# PROBLEM TO SOLVE
Can you copy the listing lines unchanged, starting at the line that has "cell-sales: 250 <box>496 449 586 483</box>" and stopping after the line that has "resize-handle[interactable] <box>225 550"?

[Region annotation records]
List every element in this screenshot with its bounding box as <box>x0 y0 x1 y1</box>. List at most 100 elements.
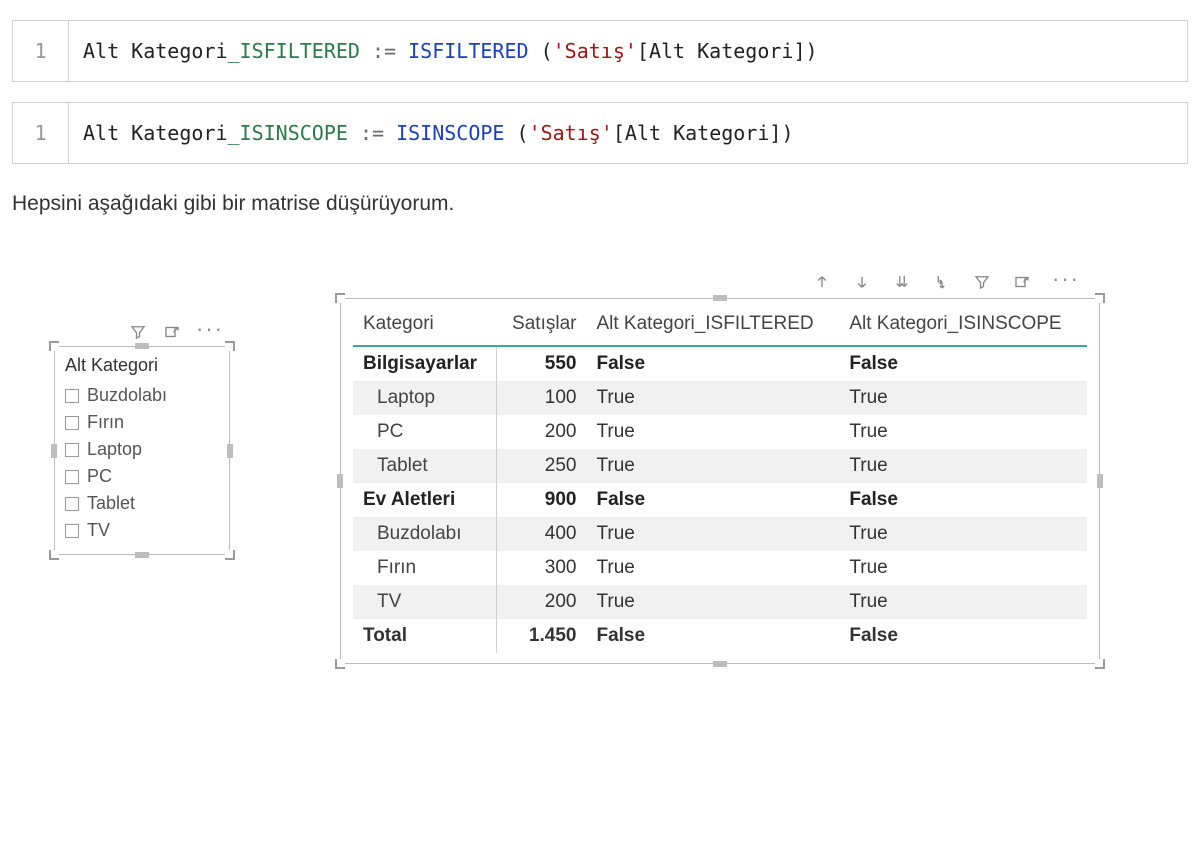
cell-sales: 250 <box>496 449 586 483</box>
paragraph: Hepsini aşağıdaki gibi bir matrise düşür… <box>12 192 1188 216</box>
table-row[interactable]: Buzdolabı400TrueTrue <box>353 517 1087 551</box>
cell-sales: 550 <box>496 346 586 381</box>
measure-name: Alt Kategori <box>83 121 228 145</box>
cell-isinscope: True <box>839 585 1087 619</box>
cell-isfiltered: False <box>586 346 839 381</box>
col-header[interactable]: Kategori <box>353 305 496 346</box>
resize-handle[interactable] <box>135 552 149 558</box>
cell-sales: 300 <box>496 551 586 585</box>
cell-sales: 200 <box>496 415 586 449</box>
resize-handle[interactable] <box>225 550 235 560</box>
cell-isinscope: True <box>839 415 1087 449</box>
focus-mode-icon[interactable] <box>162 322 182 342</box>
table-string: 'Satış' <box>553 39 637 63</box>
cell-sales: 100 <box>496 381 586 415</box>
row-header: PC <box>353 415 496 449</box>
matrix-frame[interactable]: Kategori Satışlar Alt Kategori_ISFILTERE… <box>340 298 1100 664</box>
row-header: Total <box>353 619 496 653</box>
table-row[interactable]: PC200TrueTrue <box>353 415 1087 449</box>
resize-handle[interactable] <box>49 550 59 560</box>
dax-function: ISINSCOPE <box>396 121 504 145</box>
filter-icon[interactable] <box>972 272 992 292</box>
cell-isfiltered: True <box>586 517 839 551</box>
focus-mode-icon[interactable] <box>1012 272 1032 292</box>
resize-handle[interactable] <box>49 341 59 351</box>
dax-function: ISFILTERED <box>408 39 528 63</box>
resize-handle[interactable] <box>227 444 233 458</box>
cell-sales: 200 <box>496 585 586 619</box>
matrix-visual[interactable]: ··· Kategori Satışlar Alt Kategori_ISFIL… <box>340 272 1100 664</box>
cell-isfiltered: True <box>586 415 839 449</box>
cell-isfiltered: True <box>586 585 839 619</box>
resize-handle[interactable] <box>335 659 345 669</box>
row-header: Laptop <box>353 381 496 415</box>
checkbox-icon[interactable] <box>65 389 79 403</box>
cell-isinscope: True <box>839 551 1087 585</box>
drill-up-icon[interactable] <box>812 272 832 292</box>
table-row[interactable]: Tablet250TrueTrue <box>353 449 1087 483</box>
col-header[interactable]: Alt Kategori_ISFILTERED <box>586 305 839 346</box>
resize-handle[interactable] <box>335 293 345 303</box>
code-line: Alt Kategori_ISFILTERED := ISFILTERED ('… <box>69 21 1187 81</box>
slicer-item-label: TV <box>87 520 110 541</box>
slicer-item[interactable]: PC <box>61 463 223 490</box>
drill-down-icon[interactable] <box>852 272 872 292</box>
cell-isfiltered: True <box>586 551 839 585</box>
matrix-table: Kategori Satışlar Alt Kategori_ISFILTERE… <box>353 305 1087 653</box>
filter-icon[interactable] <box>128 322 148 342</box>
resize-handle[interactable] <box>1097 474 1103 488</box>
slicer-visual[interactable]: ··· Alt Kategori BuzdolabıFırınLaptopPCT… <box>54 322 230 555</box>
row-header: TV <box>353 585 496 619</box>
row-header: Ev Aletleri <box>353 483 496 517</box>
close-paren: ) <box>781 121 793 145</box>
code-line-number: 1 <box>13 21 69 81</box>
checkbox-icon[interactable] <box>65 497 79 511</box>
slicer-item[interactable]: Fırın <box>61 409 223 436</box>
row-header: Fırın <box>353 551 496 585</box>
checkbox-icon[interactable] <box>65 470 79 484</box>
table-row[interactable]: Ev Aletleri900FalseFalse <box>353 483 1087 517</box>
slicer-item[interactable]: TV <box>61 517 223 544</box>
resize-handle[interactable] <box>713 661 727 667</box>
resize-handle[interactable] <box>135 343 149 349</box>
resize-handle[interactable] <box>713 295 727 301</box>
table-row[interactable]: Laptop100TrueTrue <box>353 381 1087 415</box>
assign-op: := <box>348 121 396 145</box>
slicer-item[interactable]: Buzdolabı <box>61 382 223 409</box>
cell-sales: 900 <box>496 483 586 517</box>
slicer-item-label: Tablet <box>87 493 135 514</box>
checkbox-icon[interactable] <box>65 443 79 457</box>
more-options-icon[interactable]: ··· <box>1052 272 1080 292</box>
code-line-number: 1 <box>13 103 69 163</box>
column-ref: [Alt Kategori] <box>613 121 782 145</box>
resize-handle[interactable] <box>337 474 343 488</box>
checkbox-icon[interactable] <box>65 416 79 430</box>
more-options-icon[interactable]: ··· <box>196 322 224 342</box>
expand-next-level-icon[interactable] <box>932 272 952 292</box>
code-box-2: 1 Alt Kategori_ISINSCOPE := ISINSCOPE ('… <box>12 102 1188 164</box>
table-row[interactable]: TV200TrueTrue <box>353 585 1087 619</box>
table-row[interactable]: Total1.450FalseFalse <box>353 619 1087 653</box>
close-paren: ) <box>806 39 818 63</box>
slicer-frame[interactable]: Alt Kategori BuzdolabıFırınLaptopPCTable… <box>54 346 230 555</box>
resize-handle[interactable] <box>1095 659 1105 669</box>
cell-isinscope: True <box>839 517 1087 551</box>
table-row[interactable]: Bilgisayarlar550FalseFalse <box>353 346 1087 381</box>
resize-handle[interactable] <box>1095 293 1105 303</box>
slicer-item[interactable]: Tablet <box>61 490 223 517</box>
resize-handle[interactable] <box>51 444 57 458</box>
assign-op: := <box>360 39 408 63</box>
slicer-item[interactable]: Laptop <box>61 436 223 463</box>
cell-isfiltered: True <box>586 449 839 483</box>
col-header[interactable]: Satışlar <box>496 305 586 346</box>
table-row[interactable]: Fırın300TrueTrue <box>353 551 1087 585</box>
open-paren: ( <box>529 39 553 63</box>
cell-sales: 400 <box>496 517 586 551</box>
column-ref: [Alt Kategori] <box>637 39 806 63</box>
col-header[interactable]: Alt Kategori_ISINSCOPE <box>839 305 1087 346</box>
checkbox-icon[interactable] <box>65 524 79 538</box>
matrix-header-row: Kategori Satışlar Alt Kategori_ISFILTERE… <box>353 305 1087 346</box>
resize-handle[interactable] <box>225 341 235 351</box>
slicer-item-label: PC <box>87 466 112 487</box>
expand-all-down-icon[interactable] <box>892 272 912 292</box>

# FINAL RESULT
cell-sales: 250 <box>496 449 586 483</box>
paragraph: Hepsini aşağıdaki gibi bir matrise düşür… <box>12 192 1188 216</box>
table-row[interactable]: Buzdolabı400TrueTrue <box>353 517 1087 551</box>
cell-sales: 550 <box>496 346 586 381</box>
measure-name: Alt Kategori <box>83 121 228 145</box>
cell-isinscope: True <box>839 585 1087 619</box>
cell-isfiltered: False <box>586 346 839 381</box>
col-header[interactable]: Kategori <box>353 305 496 346</box>
resize-handle[interactable] <box>135 552 149 558</box>
cell-sales: 300 <box>496 551 586 585</box>
cell-sales: 200 <box>496 415 586 449</box>
resize-handle[interactable] <box>225 550 235 560</box>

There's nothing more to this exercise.